--- start of INFORMATION SUPPLIED ---

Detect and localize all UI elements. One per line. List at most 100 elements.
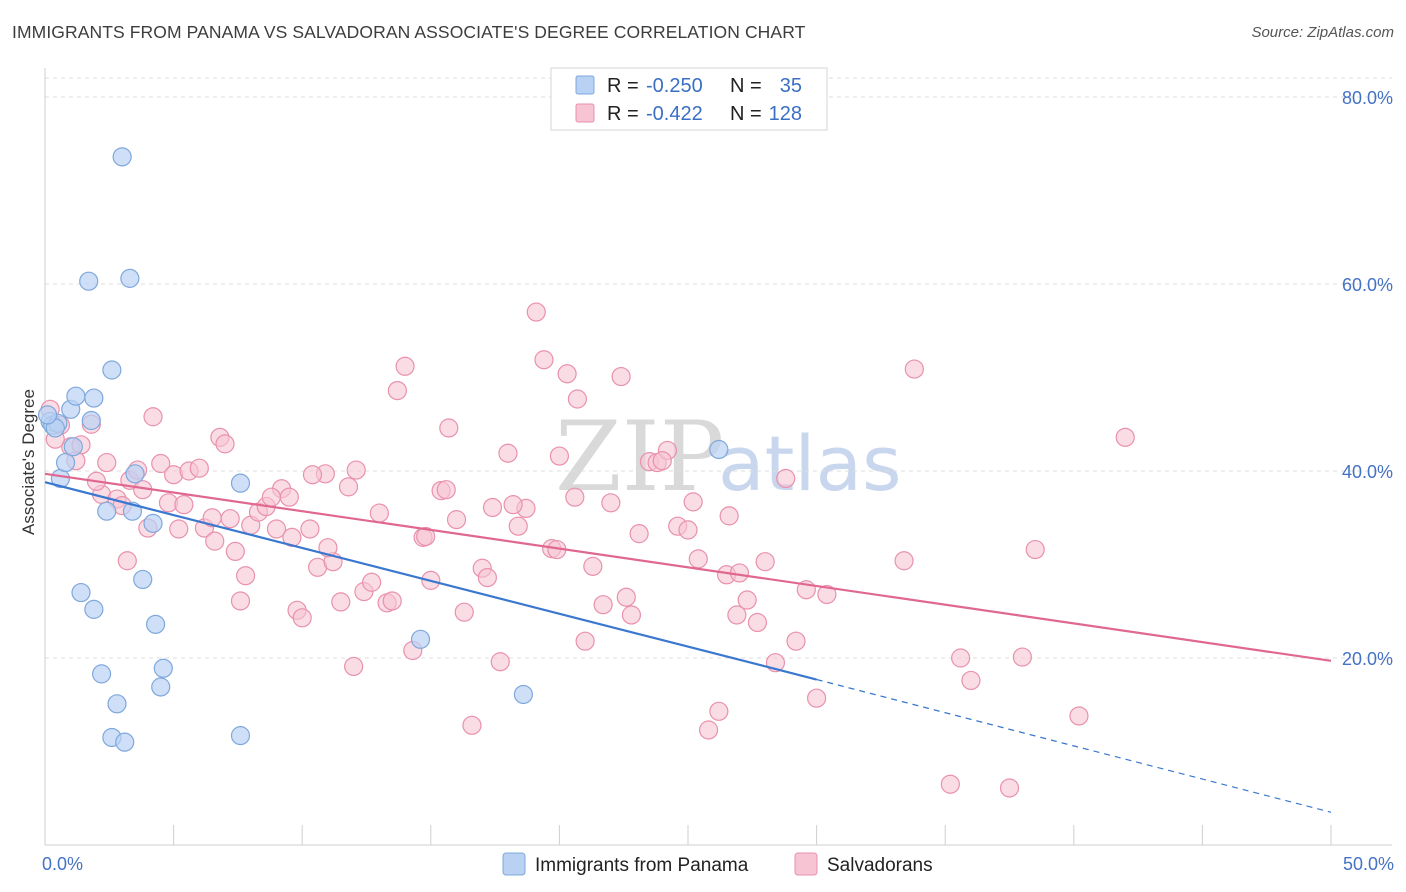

--- end of INFORMATION SUPPLIED ---
--- start of INFORMATION SUPPLIED ---

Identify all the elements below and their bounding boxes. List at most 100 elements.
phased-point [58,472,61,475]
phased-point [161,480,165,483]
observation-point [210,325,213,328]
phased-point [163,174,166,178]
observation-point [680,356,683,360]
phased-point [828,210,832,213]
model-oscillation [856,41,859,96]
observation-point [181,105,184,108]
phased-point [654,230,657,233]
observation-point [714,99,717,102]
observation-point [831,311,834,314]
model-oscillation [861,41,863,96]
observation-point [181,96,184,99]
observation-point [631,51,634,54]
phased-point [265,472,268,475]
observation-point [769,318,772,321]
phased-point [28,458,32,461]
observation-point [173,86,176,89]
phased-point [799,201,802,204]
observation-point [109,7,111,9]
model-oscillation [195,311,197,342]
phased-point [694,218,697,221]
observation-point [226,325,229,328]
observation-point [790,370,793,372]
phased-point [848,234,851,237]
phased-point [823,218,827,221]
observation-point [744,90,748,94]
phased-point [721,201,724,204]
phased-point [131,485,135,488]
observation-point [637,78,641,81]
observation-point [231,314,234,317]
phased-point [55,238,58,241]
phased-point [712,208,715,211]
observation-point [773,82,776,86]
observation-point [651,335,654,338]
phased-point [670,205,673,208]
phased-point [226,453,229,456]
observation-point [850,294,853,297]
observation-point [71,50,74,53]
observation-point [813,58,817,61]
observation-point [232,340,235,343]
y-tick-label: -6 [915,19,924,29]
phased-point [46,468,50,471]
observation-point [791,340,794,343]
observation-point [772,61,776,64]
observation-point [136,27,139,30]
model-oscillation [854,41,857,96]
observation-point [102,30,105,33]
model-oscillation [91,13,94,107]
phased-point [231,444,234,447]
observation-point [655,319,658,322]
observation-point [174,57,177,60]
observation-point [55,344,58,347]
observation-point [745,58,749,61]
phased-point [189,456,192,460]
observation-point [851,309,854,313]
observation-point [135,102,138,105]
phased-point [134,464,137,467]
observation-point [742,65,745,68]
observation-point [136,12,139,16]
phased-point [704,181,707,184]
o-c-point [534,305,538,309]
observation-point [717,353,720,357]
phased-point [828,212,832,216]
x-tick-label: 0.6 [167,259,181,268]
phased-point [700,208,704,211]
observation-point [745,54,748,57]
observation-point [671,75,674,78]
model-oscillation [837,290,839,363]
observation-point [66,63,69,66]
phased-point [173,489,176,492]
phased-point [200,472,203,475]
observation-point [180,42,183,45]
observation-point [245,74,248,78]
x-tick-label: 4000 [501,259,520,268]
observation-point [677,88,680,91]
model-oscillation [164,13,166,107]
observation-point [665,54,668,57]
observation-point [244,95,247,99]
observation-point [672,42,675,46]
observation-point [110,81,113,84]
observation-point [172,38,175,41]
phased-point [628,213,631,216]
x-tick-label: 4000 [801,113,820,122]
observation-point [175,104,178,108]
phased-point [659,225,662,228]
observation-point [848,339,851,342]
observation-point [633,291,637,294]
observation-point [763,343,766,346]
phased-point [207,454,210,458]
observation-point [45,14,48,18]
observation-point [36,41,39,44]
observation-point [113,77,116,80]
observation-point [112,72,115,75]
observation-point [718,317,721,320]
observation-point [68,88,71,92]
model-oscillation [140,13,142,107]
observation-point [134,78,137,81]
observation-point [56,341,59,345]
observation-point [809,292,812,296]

--- end of INFORMATION SUPPLIED ---
--- start of INFORMATION SUPPLIED ---

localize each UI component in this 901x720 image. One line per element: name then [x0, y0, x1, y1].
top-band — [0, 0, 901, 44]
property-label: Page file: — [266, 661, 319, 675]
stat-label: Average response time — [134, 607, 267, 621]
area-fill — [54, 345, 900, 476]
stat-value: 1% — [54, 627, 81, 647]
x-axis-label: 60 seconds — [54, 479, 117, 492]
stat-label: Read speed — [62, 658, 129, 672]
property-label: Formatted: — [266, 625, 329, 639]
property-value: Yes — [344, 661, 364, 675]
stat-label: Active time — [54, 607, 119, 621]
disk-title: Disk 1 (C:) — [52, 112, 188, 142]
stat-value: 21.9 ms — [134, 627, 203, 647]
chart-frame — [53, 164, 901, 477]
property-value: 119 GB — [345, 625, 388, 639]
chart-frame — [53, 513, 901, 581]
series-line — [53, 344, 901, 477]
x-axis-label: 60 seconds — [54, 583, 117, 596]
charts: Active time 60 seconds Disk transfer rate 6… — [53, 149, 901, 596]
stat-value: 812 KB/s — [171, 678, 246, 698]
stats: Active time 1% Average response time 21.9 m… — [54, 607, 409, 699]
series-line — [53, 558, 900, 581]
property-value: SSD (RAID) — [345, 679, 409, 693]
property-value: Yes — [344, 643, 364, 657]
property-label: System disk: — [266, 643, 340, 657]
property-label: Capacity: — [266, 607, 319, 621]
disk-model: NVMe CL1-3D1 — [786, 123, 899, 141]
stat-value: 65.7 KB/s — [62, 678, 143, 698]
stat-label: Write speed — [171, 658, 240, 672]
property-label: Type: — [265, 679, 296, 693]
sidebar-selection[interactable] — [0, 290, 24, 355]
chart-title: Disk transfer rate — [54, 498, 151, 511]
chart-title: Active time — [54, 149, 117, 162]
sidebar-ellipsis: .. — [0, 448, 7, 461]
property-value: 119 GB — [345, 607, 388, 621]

--- end of INFORMATION SUPPLIED ---

- [TASK PROMPT]:
Convert the part that opens with the line containing "localize each UI" and closes with the line containing "sidebar-selection[interactable] — [0, 290, 24, 355]" into a two-column CSV with the header row instruction,output. Give one row per record: its text under instruction and its answer under output, each in a single quoted field with line breaks replaced by spaces.

- [SOLUTION FOR THIS TASK]:
instruction,output
"localize each UI component in this 901x720 image. One line per element: name then [x0, y0, x1, y1].","top-band — [0, 0, 901, 44] property-label: Page file: — [266, 661, 319, 675] stat-label: Average response time — [134, 607, 267, 621] area-fill — [54, 345, 900, 476] stat-value: 1% — [54, 627, 81, 647] x-axis-label: 60 seconds — [54, 479, 117, 492] stat-label: Read speed — [62, 658, 129, 672] property-label: Formatted: — [266, 625, 329, 639] property-value: Yes — [344, 661, 364, 675] stat-label: Active time — [54, 607, 119, 621] disk-title: Disk 1 (C:) — [52, 112, 188, 142] stat-value: 21.9 ms — [134, 627, 203, 647] chart-frame — [53, 164, 901, 477] property-value: 119 GB — [345, 625, 388, 639] chart-frame — [53, 513, 901, 581] series-line — [53, 344, 901, 477] x-axis-label: 60 seconds — [54, 583, 117, 596] charts: Active time 60 seconds Disk transfer rate 6… — [53, 149, 901, 596] stat-value: 812 KB/s — [171, 678, 246, 698] stats: Active time 1% Average response time 21.9 m… — [54, 607, 409, 699] series-line — [53, 558, 900, 581] property-value: SSD (RAID) — [345, 679, 409, 693] property-value: Yes — [344, 643, 364, 657] property-label: System disk: — [266, 643, 340, 657] property-label: Capacity: — [266, 607, 319, 621] disk-model: NVMe CL1-3D1 — [786, 123, 899, 141] stat-value: 65.7 KB/s — [62, 678, 143, 698] stat-label: Write speed — [171, 658, 240, 672] property-label: Type: — [265, 679, 296, 693] sidebar-selection[interactable] — [0, 290, 24, 355]"